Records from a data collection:
:::
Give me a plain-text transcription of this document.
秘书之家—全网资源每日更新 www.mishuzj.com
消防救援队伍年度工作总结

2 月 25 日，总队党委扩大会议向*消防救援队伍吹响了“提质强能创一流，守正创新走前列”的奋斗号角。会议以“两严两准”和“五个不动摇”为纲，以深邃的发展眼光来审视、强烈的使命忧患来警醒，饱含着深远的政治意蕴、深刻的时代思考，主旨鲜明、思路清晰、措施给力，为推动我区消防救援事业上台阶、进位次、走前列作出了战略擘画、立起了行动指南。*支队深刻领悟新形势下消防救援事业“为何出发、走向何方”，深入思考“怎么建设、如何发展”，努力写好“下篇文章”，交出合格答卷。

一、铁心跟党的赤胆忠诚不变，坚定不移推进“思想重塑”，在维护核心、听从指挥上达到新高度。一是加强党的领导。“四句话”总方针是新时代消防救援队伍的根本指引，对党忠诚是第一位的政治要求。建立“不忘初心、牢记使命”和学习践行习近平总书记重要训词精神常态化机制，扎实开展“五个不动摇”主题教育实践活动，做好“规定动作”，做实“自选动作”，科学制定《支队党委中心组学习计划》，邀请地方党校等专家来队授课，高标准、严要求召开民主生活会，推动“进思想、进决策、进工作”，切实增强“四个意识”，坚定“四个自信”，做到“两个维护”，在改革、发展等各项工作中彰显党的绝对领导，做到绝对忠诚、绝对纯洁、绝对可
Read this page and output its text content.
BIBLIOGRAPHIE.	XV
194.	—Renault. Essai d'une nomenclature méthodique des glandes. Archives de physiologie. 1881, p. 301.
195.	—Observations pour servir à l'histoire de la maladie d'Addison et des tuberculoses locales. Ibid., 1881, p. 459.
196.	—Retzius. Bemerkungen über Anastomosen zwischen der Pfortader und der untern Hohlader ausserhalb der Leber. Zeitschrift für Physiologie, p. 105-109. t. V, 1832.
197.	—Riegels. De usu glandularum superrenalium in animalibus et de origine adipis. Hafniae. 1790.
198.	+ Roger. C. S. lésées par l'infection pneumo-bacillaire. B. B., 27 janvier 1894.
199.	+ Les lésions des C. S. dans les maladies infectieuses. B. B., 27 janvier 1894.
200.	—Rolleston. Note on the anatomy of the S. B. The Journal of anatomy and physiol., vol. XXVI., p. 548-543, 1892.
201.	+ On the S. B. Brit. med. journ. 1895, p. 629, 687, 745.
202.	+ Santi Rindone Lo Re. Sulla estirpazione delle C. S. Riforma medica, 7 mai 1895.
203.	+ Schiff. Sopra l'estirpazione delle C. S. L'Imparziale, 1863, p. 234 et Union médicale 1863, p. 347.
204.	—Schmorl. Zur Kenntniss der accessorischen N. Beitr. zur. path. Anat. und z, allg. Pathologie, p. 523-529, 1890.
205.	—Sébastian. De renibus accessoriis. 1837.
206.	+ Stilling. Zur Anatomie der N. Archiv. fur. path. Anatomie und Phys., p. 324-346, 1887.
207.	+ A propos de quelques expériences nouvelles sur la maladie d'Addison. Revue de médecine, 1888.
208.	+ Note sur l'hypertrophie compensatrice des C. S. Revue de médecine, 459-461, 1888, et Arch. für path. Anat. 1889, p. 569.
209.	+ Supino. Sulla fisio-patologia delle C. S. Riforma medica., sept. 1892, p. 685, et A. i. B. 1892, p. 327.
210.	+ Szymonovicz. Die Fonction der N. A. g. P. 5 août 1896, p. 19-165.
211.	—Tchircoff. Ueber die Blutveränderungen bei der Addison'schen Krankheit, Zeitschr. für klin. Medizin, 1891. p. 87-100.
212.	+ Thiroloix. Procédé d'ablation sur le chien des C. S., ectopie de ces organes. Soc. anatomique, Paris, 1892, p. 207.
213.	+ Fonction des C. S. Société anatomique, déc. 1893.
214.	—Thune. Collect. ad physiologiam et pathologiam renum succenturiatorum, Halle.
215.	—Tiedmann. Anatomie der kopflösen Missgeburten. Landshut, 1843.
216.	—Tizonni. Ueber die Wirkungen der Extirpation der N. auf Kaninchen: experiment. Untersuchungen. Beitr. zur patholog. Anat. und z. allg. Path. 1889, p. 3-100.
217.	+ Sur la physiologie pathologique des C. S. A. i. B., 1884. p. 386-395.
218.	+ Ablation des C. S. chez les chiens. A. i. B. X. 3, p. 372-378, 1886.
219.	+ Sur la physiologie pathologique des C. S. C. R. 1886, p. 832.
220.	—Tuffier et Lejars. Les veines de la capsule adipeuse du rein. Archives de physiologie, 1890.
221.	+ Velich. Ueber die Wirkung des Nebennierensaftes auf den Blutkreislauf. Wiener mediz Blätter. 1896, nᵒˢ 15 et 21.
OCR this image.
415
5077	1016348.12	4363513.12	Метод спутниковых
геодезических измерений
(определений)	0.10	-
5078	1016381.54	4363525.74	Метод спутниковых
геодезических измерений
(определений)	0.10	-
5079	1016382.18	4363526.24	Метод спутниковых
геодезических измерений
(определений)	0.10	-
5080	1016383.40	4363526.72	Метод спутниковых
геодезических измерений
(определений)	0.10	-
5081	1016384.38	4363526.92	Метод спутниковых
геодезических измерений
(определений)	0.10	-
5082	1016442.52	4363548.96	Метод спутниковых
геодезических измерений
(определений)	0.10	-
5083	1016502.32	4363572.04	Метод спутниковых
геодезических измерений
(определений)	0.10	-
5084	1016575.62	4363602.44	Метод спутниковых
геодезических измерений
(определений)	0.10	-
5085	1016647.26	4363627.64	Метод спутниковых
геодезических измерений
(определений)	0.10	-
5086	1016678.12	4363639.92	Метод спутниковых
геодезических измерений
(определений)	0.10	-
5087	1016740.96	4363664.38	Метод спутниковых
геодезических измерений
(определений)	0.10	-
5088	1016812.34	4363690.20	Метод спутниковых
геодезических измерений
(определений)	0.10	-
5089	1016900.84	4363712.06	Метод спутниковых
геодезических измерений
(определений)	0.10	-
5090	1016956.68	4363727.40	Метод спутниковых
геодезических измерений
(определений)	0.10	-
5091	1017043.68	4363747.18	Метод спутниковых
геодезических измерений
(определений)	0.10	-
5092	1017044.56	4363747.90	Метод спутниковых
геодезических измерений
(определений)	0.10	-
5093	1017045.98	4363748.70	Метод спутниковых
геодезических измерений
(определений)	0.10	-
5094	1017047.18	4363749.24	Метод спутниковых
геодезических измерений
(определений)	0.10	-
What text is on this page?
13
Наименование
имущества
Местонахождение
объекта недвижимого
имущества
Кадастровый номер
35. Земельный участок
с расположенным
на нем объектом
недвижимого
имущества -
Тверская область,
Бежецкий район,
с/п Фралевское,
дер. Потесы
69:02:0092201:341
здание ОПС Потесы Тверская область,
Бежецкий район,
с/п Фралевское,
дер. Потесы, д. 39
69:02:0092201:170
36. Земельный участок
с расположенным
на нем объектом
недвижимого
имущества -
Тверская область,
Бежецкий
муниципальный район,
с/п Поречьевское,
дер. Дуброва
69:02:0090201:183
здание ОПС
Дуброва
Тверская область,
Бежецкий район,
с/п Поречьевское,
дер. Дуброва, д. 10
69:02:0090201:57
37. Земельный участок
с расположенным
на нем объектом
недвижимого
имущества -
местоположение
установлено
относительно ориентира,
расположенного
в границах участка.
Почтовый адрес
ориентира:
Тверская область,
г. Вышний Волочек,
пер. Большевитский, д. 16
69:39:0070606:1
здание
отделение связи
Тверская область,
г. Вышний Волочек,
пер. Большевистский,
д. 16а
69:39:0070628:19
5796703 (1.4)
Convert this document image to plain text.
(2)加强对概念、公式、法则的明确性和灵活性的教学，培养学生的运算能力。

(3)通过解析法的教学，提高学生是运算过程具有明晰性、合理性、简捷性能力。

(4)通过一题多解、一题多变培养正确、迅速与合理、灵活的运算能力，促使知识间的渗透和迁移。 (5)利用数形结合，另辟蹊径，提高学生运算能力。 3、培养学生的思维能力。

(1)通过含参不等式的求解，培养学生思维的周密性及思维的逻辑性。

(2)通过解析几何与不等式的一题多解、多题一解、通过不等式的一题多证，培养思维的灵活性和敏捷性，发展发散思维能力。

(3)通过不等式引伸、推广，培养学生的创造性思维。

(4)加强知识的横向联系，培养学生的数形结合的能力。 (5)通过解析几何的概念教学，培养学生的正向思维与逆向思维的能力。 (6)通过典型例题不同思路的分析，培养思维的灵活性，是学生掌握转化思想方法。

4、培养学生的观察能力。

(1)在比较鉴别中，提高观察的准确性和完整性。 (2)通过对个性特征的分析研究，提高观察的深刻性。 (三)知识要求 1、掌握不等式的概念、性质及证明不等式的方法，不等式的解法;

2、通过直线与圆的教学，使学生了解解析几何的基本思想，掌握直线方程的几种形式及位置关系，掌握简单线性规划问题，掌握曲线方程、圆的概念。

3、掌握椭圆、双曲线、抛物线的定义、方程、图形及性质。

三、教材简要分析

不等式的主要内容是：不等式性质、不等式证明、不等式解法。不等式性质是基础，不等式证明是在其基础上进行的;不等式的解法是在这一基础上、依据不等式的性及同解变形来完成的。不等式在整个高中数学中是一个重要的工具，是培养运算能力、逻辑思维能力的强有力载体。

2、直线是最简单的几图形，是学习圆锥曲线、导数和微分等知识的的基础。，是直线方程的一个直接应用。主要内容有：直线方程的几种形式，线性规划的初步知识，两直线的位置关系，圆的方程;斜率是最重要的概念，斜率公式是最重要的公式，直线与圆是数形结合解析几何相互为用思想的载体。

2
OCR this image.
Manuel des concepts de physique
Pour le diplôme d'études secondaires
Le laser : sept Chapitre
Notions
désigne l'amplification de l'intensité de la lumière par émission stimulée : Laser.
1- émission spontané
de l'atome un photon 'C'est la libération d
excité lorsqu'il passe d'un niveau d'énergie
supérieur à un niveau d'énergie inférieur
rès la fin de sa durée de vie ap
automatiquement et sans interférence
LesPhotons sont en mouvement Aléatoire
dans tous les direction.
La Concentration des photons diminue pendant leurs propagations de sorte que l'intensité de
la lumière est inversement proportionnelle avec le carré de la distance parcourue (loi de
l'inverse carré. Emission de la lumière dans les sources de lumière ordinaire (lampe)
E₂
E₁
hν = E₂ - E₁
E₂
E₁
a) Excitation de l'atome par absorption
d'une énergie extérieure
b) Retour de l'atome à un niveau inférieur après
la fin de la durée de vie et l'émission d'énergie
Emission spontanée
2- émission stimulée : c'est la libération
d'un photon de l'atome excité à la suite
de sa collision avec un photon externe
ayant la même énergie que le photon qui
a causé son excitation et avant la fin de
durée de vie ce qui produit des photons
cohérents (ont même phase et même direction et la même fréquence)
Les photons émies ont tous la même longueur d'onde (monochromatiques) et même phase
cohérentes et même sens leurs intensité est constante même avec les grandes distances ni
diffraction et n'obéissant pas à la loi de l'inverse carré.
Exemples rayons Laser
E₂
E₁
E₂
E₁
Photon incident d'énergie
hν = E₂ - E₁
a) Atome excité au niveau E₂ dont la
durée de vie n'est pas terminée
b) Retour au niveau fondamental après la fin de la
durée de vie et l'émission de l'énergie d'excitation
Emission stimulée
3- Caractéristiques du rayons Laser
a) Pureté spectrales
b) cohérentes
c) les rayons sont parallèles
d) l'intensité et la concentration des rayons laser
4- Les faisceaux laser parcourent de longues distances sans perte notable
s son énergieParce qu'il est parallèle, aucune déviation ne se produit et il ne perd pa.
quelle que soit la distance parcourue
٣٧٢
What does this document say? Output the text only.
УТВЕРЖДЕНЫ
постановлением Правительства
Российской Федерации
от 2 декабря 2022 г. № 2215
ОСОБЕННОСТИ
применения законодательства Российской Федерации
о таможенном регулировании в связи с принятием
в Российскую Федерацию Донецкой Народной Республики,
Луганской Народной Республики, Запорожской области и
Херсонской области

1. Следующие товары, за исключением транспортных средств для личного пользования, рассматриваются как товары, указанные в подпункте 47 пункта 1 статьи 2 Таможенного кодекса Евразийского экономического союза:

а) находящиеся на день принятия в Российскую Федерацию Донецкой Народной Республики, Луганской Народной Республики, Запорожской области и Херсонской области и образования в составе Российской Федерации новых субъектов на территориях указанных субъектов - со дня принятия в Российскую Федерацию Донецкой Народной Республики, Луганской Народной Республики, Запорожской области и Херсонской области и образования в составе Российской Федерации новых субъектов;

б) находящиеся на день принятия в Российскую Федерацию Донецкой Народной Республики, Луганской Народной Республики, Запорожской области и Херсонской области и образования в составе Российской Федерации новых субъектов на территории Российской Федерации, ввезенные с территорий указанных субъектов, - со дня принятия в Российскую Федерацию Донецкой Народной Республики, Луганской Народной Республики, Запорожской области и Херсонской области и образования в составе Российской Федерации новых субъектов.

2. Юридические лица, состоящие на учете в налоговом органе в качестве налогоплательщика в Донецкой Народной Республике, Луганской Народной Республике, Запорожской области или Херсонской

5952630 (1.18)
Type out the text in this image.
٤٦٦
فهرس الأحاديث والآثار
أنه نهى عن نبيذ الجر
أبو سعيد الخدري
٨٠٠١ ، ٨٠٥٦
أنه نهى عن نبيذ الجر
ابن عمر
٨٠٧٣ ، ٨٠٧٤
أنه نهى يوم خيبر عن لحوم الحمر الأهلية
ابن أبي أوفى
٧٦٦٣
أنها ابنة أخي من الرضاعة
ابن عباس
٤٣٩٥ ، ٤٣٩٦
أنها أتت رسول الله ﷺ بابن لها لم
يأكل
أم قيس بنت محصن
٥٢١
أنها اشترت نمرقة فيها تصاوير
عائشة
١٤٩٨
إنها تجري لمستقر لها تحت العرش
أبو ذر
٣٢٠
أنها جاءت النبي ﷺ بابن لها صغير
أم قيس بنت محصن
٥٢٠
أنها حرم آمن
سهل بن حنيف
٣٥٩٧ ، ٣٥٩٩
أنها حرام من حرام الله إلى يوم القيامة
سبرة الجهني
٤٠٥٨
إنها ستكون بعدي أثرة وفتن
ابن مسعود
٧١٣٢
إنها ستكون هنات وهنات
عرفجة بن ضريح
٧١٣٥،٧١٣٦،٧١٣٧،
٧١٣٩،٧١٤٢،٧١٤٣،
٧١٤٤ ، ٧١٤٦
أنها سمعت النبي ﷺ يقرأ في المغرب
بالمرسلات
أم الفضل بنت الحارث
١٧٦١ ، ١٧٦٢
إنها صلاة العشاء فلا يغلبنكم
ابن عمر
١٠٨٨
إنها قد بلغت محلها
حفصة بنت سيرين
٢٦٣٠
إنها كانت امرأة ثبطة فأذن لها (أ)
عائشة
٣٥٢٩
:::
• [WORK TO COMPLETE] Keep only those lines of the records that hold "cohérentes", and return them.

• [SOLUTION BELOW]
cohérentes et même sens leurs intensité est constante même avec les grandes distances ni
b) cohérentes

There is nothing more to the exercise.